#### Task details:
Put the lines from the first one through the one containing "code-line: 96 (63, 515, 1153, 564)" into a Markdown table with two columns, Row and Line. Give each row a number and leave out any blank lines.

-------- Record excerpts

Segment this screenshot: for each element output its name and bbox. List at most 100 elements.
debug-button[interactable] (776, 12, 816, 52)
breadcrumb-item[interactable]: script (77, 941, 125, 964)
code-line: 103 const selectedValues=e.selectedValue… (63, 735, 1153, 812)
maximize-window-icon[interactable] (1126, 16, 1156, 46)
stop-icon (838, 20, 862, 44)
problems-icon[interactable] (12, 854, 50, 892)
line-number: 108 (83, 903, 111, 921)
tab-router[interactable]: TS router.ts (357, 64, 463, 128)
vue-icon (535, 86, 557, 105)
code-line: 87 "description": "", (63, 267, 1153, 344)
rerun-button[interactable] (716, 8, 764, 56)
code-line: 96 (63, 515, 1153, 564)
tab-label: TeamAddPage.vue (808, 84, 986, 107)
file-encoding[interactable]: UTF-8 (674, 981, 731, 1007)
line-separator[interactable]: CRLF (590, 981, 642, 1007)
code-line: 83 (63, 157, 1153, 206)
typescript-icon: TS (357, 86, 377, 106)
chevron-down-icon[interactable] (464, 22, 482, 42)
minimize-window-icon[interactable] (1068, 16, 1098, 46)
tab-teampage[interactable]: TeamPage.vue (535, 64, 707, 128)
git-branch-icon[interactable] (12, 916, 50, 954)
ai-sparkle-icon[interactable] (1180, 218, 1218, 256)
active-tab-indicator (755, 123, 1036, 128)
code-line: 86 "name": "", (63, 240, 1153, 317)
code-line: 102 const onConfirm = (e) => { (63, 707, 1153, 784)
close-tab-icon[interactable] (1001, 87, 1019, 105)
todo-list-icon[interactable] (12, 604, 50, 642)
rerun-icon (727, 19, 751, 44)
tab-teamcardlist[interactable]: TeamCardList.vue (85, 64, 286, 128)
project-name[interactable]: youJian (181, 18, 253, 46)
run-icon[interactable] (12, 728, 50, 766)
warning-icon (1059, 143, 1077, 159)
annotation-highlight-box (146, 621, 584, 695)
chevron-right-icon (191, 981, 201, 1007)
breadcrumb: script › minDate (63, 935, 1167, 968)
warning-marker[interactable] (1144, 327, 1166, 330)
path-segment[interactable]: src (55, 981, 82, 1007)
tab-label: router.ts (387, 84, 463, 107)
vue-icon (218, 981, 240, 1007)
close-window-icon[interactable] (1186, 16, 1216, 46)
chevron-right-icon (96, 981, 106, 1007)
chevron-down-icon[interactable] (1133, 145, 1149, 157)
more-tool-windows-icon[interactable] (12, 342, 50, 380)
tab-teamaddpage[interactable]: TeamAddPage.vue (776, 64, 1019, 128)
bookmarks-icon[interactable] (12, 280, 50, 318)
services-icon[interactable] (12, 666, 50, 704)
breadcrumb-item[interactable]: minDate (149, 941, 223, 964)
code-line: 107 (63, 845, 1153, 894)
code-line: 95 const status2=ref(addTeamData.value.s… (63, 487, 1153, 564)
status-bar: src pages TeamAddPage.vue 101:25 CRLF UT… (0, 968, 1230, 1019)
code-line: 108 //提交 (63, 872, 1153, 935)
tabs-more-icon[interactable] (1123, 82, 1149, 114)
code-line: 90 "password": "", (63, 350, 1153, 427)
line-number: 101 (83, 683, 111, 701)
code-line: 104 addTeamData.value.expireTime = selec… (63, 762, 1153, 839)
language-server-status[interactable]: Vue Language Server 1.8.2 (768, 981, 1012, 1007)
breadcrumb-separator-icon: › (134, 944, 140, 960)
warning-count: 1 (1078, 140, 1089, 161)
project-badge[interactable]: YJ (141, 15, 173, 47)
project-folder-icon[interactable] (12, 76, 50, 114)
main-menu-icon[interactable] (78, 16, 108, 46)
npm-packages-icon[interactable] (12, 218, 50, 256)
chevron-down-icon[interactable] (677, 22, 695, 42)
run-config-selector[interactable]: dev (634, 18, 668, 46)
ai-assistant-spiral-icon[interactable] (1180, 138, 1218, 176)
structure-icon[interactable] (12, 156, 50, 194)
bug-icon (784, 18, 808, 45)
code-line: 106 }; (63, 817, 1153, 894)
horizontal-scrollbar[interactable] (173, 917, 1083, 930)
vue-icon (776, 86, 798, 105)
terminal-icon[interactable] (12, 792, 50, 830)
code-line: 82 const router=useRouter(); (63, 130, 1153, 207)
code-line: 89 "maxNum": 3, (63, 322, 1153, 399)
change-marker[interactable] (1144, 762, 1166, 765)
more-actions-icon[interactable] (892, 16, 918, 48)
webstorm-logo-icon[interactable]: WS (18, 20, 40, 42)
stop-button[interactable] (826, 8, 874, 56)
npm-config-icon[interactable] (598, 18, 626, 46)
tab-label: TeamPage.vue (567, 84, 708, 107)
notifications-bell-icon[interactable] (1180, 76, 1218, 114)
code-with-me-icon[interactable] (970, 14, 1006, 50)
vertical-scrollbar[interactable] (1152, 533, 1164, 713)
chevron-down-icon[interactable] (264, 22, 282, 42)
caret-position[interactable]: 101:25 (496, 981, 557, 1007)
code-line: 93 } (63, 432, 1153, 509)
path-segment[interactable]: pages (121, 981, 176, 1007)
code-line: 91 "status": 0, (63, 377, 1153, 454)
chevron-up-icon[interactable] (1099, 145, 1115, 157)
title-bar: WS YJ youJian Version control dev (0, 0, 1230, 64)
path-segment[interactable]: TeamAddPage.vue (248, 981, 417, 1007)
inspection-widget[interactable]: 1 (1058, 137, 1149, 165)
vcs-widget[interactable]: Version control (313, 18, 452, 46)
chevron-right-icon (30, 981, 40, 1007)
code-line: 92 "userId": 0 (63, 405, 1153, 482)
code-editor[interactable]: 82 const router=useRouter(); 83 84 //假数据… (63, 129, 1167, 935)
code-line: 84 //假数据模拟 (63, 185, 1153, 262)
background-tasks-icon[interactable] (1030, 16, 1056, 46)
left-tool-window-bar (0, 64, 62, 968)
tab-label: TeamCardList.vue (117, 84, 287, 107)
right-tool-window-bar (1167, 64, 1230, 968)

----------------

#### Finished exercise:
| Row | Line |
|---|---|
| 1 | Segment this screenshot: for each element output its name and bbox. List at most 100 elements. |
| 2 | debug-button[interactable] (776, 12, 816, 52) |
| 3 | breadcrumb-item[interactable]: script (77, 941, 125, 964) |
| 4 | code-line: 103 const selectedValues=e.selectedValue… (63, 735, 1153, 812) |
| 5 | maximize-window-icon[interactable] (1126, 16, 1156, 46) |
| 6 | stop-icon (838, 20, 862, 44) |
| 7 | problems-icon[interactable] (12, 854, 50, 892) |
| 8 | line-number: 108 (83, 903, 111, 921) |
| 9 | tab-router[interactable]: TS router.ts (357, 64, 463, 128) |
| 10 | vue-icon (535, 86, 557, 105) |
| 11 | code-line: 87 "description": "", (63, 267, 1153, 344) |
| 12 | rerun-button[interactable] (716, 8, 764, 56) |
| 13 | code-line: 96 (63, 515, 1153, 564) |